Decision Trees

Recursively split the input / feature space using stubs i.e. decision rules
- Splits are parallel to the axis
Mathematical Represenation
- $R_j = { x : d_1 <= t_1, d_2 >= t_2 ... }$\
- $\hat Y_i = \sum_j w_j I{x_i \in R_j}$
- $w_j = \frac{\sum_i y_i I {x_i \in R_j}}{\sum_i I {x_i \in R_j}}$
Types of Decision Trees
- Binary Splits
  - Classification and Regression Trees (CART)
  - C4.5
- Multiple Splits:
  - CHAID (Chi-Square Automatic Interaction Detection)
  - ID3

Splitting

Split Criteria for Classification Trees
- The nodes are split to decrease impurity in classification
- Gini Criterion
  - $1 - \sum_C p_{i}^2$
  - Probability that observation belongs to class i: $p_i$
  - Misclassification:
  - For a given class (say i):
    - $p_i \times p_{k \ne i} = p_i \times (1 - p_i)$
  - Across all classes:
  - $\sum_C p_i \times (1 - p_i)$
  - $\sum_C p_i - \sum_C p_{i}^2$
  - $1 - \sum_C p_{i}^2$
  - Ranges from (0, 0.5)
- Entropy Criterion
  - Measure of uncertainly of a random variable
  - Given an event E
    - p(E) = 1 $\implies$ No Surprise
    - p(E) = 0 $\implies$ Huge Surprise
    - Informaion Content: $I(E) = \log(1 / p(E))$
  - Entropy is the expectation of this information content
    - $H(E) = - \sum p(E) \log(p(E))$
    - Maximum when all outcomes have same probability of occurance
  - Ranges from (0, 1)
Split Criteria for Regression Trees
- Sum-Squared Error
- $\sum_i (Y_i - \bar Y)^2$
Finding the Split
- For any candidate value:
  - Calculate the weighted average reduction in impurity / error
  - Weights being the number of observations flowing in the child nodes
- Starting Gini
  - $\text{Gini}_{\text{Root}}$
  - $N_{\text{Root}}$
- After Split
  - Child Nodes
    - $\text{Gini}{\text{Left}}, N{\text{Left}}$
    - $\text{Gini}{\text{Right}}, N{\text{Right}}$
  - Updated Gini
    - $\frac{N_{\text{Left}}}{N_{\text{Root}}} \times \text{Gini}{\text{Left}} + \frac{N{\text{Right}}}{N_{\text{Root}}} \times \text{Gini}_{\text{Right}}$
- Find the split, the results in minimum updated Gini
- Updated Gini <= Starting Gini
- Greedy algorithms to find the best splits

Bias-Variance Trade-off

Bias
- Measures ability of an ML algorithm to model true relationship between features and target
- Simplifying assumptions made by the model to learn the relationship
  - Example: Linear vs Parabolic relationship
- Low Bias: Less restrictive assupmtions
- High Bias: More restrictive assumptions
Variance
- The difference in model performance across different datasets drawn from the same distribution
- Low Variance: Small changes to model perforamance with changes in datasets
- High Variance: Large changes to model perforamance with changes in datasets
Irreducible Error
- Bayes error
- Cannot be reduced irrespective of the model form
Best model minimizes: $\text{MSE} = \text{bias}^2 + \text{variance}$
Decision trees have low bias and high variance
Decision trees are prone to overfitting
- Noisy Samples
- Small data samples in nodes down the tree
- Tree Pruning solves for overfitting
  - Adding a cost term to objetive which captures tree complexity
  - $\text{Tree Score} = SSR + \alpha T$
  - As the tree grows in size, the reduction in SSR has to more than offset the complexity cost

Nature of Decision Trees

Decision Trees can model non-linear relationships (complex deicison boundaries)
◆ ◆ ◆
» **STATED TASK A**
Which two types of decision trees do the decision tree notes list under multiple splits?
The decision tree notes and the rows below them are unrelated material.
◆ ◆ ◆
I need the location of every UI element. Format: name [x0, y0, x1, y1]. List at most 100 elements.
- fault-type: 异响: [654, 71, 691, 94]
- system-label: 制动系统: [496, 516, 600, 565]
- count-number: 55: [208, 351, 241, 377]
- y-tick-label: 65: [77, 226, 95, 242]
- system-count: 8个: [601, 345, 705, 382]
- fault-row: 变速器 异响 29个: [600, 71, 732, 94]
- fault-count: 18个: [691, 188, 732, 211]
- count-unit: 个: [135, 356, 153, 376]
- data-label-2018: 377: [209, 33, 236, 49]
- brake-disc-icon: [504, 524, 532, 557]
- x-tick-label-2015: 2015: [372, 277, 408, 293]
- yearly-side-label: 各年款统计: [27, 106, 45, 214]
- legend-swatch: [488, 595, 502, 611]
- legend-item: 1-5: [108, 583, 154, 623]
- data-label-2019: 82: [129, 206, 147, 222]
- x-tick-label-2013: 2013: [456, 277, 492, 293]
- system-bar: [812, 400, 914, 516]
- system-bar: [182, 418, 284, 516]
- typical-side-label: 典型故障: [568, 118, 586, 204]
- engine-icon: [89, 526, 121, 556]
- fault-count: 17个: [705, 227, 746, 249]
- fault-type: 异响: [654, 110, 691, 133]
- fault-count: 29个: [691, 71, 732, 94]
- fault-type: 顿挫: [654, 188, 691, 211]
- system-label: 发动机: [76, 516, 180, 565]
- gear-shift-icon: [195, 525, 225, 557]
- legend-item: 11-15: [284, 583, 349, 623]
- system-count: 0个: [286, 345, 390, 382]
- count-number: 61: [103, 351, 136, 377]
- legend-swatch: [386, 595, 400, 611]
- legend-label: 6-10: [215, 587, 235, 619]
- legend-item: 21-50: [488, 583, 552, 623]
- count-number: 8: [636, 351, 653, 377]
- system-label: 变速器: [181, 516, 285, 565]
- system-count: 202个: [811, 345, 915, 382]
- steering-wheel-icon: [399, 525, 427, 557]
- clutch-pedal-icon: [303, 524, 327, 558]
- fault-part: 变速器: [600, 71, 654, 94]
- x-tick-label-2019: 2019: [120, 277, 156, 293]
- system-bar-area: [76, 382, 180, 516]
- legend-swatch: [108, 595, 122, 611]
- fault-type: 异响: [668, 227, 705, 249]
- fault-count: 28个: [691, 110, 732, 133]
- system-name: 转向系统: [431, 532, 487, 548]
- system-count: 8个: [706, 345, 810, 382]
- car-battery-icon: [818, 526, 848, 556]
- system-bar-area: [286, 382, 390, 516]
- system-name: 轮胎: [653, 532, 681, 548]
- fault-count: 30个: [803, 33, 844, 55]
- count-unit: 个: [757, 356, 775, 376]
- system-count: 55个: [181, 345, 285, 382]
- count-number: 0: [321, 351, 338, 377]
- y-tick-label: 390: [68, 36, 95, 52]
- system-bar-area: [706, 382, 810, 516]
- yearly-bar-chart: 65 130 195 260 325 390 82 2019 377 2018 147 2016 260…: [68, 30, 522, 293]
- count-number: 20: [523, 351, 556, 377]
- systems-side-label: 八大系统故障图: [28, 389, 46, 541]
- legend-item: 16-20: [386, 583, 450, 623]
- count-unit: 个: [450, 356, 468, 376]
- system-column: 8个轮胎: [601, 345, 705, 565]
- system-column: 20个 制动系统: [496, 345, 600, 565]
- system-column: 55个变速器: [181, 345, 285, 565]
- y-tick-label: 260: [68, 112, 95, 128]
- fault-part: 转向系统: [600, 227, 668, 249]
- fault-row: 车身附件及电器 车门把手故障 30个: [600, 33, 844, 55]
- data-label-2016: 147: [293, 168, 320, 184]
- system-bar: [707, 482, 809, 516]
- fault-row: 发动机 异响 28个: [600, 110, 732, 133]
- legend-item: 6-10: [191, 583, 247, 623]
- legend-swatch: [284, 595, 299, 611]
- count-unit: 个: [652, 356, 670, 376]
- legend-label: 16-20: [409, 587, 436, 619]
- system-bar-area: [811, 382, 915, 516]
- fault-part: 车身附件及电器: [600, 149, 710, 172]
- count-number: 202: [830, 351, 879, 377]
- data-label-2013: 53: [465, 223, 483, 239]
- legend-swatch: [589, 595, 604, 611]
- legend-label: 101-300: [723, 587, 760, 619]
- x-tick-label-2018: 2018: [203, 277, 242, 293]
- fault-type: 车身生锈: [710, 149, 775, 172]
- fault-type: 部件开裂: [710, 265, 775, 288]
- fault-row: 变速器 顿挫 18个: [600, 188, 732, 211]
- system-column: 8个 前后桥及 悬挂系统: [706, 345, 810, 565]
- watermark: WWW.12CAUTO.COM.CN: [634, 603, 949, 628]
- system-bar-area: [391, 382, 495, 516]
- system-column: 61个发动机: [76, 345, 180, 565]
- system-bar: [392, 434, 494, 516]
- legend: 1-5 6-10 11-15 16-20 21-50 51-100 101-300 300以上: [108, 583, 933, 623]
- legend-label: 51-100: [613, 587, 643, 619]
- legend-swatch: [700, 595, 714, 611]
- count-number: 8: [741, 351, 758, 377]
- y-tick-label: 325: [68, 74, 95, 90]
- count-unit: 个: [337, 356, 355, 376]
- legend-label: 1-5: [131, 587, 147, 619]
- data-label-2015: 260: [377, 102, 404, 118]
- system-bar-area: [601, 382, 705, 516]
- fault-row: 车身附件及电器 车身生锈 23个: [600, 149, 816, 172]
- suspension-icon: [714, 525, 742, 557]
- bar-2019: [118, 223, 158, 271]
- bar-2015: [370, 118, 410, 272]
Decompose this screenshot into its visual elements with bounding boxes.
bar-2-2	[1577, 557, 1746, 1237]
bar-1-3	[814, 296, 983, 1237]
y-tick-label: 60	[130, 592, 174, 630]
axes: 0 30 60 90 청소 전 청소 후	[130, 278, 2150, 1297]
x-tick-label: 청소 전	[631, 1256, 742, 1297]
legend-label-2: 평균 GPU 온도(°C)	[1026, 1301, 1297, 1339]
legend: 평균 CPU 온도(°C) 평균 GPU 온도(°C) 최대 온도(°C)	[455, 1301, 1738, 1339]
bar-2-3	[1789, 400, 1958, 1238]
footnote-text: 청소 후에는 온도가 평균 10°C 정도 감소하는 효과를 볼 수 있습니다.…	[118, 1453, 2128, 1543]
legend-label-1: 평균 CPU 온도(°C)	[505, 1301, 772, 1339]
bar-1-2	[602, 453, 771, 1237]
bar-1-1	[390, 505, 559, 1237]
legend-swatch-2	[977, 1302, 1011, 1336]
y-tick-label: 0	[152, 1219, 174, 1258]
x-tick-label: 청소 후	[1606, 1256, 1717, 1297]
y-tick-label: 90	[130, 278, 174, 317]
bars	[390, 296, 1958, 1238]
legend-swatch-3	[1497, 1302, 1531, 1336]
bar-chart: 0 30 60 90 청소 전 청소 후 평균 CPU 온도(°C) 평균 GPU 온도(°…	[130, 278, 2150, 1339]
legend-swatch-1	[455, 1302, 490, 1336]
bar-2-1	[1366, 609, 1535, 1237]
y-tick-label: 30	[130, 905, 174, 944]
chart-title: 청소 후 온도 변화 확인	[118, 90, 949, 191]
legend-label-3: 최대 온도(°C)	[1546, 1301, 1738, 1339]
◆ ◆ ◆
» **STATED TASK B**
Return every row that contains the string "车身附件及电器".

» **RESULT A**
CHAID (Chi-Square Automatic Interaction Detection) and ID3.

» **RESULT B**
- fault-row: 车身附件及电器 车门把手故障 30个: [600, 33, 844, 55]
- fault-part: 车身附件及电器: [600, 149, 710, 172]
- fault-row: 车身附件及电器 车身生锈 23个: [600, 149, 816, 172]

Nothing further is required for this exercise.